■ **SUPPLIED MATERIAL**
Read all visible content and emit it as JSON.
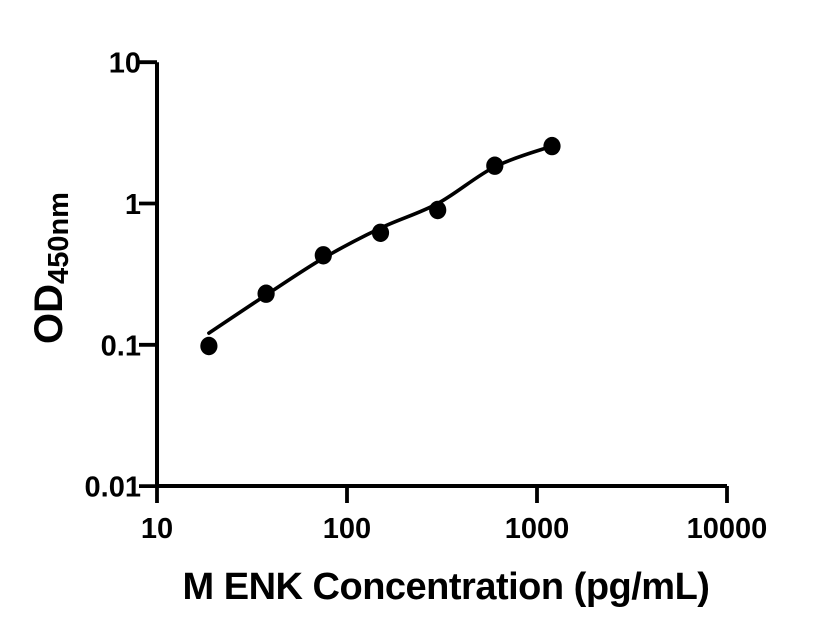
{
  "figure": {
    "background_color": "#ffffff",
    "ink_color": "#000000"
  },
  "chart_data": {
    "type": "scatter",
    "title": "",
    "xlabel": "M ENK Concentration (pg/mL)",
    "ylabel": "OD",
    "ylabel_subscript": "450nm",
    "x_scale": "log10",
    "y_scale": "log10",
    "xlim": [
      10,
      10000
    ],
    "ylim": [
      0.01,
      10
    ],
    "x_ticks": [
      10,
      100,
      1000,
      10000
    ],
    "x_tick_labels": [
      "10",
      "100",
      "1000",
      "10000"
    ],
    "y_ticks": [
      10,
      1,
      0.1,
      0.01
    ],
    "y_tick_labels": [
      "10",
      "1",
      "0.1",
      "0.01"
    ],
    "grid": false,
    "legend": null,
    "marker_color": "#000000",
    "line_color": "#000000",
    "series": [
      {
        "name": "standard-curve-points",
        "x": [
          18.75,
          37.5,
          75,
          150,
          300,
          600,
          1200
        ],
        "y": [
          0.098,
          0.23,
          0.43,
          0.62,
          0.9,
          1.85,
          2.55
        ]
      }
    ],
    "fit_curve": {
      "name": "fitted-standard-curve",
      "x": [
        18.75,
        37.5,
        75,
        150,
        300,
        600,
        1200
      ],
      "y": [
        0.121,
        0.225,
        0.41,
        0.67,
        1.0,
        1.82,
        2.55
      ]
    }
  }
}
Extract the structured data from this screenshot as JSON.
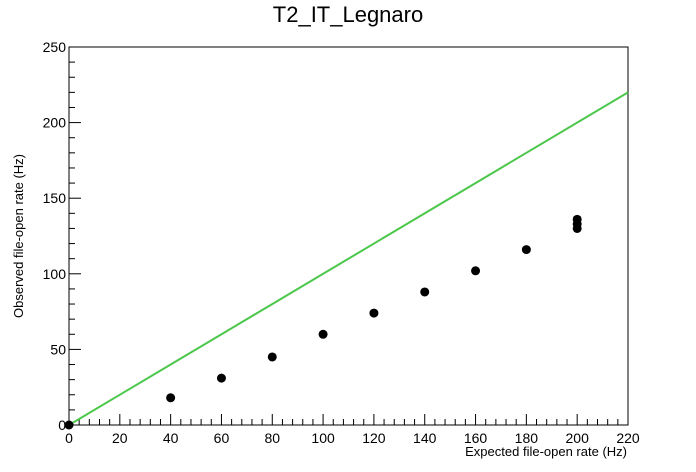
{
  "chart_data": {
    "type": "scatter",
    "title": "T2_IT_Legnaro",
    "xlabel": "Expected file-open rate (Hz)",
    "ylabel": "Observed file-open rate (Hz)",
    "xlim": [
      0,
      220
    ],
    "ylim": [
      0,
      250
    ],
    "x_ticks": [
      "0",
      "20",
      "40",
      "60",
      "80",
      "100",
      "120",
      "140",
      "160",
      "180",
      "200",
      "220"
    ],
    "y_ticks": [
      "0",
      "50",
      "100",
      "150",
      "200",
      "250"
    ],
    "grid": false,
    "series": [
      {
        "type": "scatter",
        "marker_color": "#000000",
        "points": [
          [
            0,
            0
          ],
          [
            40,
            18
          ],
          [
            60,
            31
          ],
          [
            80,
            45
          ],
          [
            100,
            60
          ],
          [
            120,
            74
          ],
          [
            140,
            88
          ],
          [
            160,
            102
          ],
          [
            180,
            116
          ],
          [
            200,
            130
          ],
          [
            200,
            133
          ],
          [
            200,
            136
          ]
        ]
      },
      {
        "type": "line",
        "color": "#4cc74c",
        "points": [
          [
            0,
            0
          ],
          [
            220,
            220
          ]
        ]
      }
    ]
  }
}
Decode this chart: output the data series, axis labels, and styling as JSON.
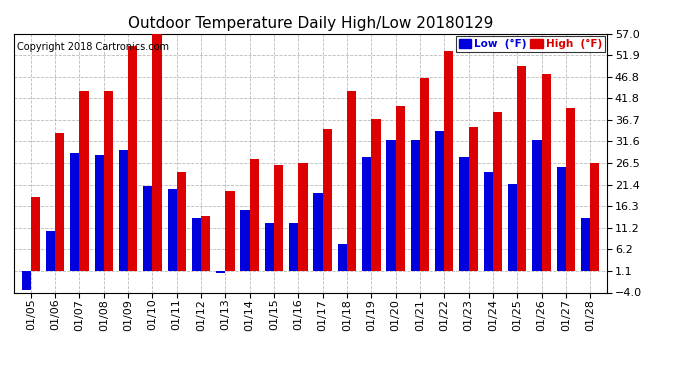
{
  "title": "Outdoor Temperature Daily High/Low 20180129",
  "copyright": "Copyright 2018 Cartronics.com",
  "legend_low": "Low  (°F)",
  "legend_high": "High  (°F)",
  "dates": [
    "01/05",
    "01/06",
    "01/07",
    "01/08",
    "01/09",
    "01/10",
    "01/11",
    "01/12",
    "01/13",
    "01/14",
    "01/15",
    "01/16",
    "01/17",
    "01/18",
    "01/19",
    "01/20",
    "01/21",
    "01/22",
    "01/23",
    "01/24",
    "01/25",
    "01/26",
    "01/27",
    "01/28"
  ],
  "low_values": [
    -3.5,
    10.5,
    29.0,
    28.5,
    29.5,
    21.0,
    20.5,
    13.5,
    0.5,
    15.5,
    12.5,
    12.5,
    19.5,
    7.5,
    28.0,
    32.0,
    32.0,
    34.0,
    28.0,
    24.5,
    21.5,
    32.0,
    25.5,
    13.5
  ],
  "high_values": [
    18.5,
    33.5,
    43.5,
    43.5,
    54.0,
    57.0,
    24.5,
    14.0,
    20.0,
    27.5,
    26.0,
    26.5,
    34.5,
    43.5,
    37.0,
    40.0,
    46.5,
    53.0,
    35.0,
    38.5,
    49.5,
    47.5,
    39.5,
    26.5
  ],
  "ylim": [
    -4.0,
    57.0
  ],
  "yticks": [
    -4.0,
    1.1,
    6.2,
    11.2,
    16.3,
    21.4,
    26.5,
    31.6,
    36.7,
    41.8,
    46.8,
    51.9,
    57.0
  ],
  "low_color": "#0000dd",
  "high_color": "#dd0000",
  "bg_color": "#ffffff",
  "grid_color": "#aaaaaa",
  "bar_width": 0.38,
  "title_fontsize": 11,
  "tick_fontsize": 8,
  "copyright_fontsize": 7
}
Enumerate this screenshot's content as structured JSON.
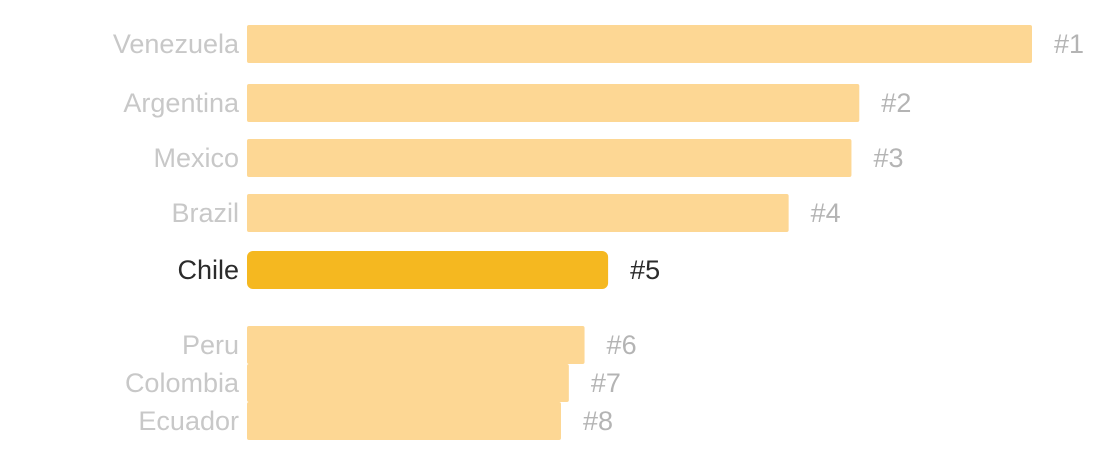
{
  "chart_data": {
    "type": "bar",
    "orientation": "horizontal",
    "title": "",
    "xlabel": "",
    "ylabel": "",
    "xlim": [
      0,
      100
    ],
    "grid": false,
    "legend": "none",
    "highlight": "Chile",
    "categories": [
      "Venezuela",
      "Argentina",
      "Mexico",
      "Brazil",
      "Chile",
      "Peru",
      "Colombia",
      "Ecuador"
    ],
    "values": [
      100,
      78,
      77,
      69,
      46,
      43,
      41,
      40
    ],
    "ranks": [
      "#1",
      "#2",
      "#3",
      "#4",
      "#5",
      "#6",
      "#7",
      "#8"
    ],
    "colors": {
      "bar": "#fdd794",
      "bar_highlight": "#f5b820",
      "label": "#c8c8c8",
      "label_highlight": "#2b2b2b"
    }
  }
}
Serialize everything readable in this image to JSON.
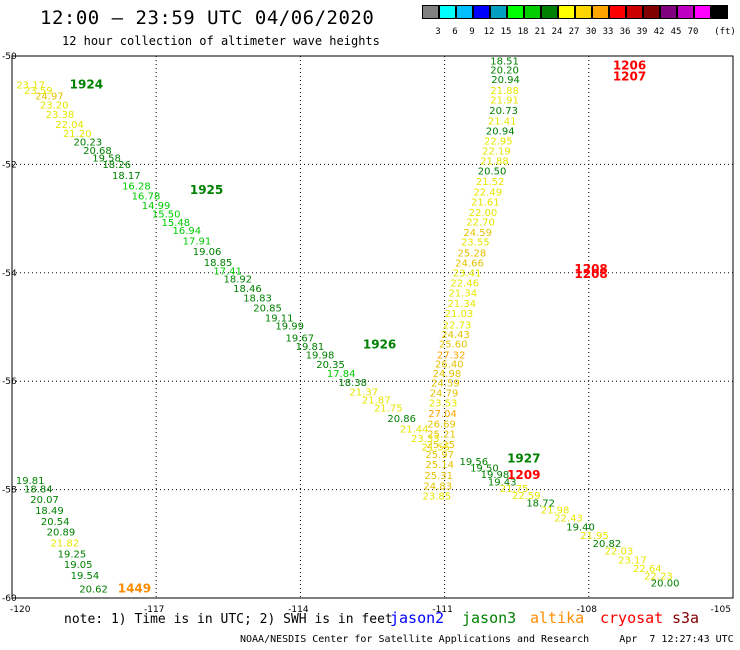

■ **EXERCISE DETAILS**
Locate the word "screenshot" in the data above. Copy every line carrying it.

■ **OUTPUT BELOW**
Extract the structured data from this screenshot as JSON.
Enumerate this screenshot's content as structured JSON.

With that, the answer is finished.